## [PROVIDED RECORDS]
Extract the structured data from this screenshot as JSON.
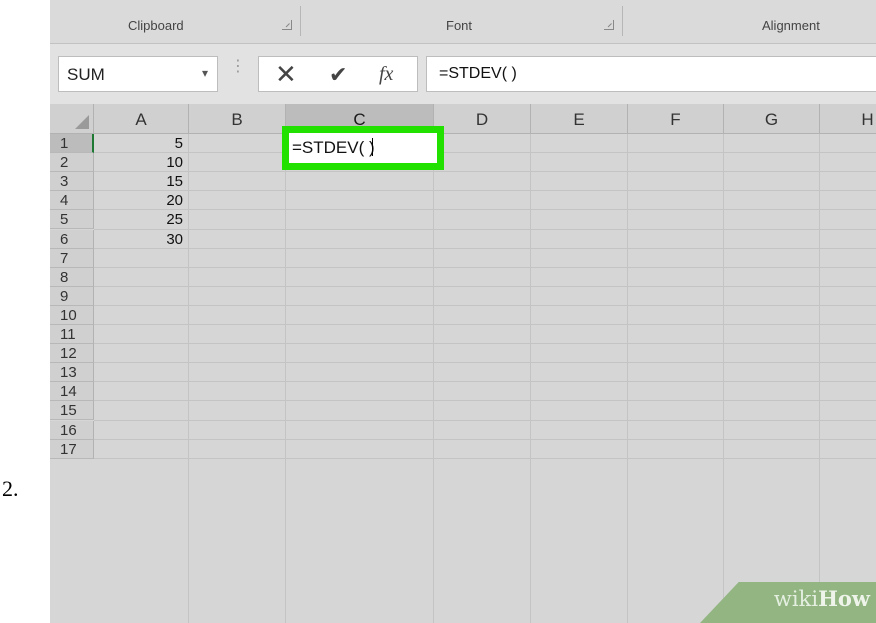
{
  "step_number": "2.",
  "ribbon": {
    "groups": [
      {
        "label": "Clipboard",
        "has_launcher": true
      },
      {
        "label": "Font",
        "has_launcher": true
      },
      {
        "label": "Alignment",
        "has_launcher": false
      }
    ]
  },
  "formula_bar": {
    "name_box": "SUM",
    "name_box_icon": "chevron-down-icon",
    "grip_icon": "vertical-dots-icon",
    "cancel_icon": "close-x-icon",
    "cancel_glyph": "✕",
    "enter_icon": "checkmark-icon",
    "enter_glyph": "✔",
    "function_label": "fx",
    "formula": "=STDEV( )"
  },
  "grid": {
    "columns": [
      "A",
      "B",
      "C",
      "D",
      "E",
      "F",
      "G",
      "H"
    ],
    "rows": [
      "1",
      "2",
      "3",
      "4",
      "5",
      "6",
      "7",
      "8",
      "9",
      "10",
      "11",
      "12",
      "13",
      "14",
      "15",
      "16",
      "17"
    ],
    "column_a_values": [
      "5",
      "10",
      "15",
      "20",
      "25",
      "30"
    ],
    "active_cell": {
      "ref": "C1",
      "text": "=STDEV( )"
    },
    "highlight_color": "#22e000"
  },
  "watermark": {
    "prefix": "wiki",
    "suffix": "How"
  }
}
==
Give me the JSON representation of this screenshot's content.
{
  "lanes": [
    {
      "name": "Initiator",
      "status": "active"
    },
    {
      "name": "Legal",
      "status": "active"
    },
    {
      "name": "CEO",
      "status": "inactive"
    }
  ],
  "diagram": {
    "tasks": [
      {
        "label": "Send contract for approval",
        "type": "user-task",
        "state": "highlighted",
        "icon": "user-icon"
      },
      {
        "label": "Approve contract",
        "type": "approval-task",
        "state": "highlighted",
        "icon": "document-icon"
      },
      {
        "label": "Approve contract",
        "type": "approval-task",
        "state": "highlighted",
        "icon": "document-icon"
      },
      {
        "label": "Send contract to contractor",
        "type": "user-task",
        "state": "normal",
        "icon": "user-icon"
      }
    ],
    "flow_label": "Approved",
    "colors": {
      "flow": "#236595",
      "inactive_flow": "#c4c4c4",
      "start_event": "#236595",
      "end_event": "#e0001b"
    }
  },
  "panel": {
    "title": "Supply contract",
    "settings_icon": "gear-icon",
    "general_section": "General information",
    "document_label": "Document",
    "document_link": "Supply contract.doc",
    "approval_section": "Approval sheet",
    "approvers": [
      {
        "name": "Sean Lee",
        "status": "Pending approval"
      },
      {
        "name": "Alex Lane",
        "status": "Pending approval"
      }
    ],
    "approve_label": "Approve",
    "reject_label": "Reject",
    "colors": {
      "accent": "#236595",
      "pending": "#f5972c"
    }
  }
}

## [TASK TO COMPLETE]
Copy out every line with the word "Send".

## [RESULT OF THIS TASK]
        "label": "Send contract for approval",
        "label": "Send contract to contractor",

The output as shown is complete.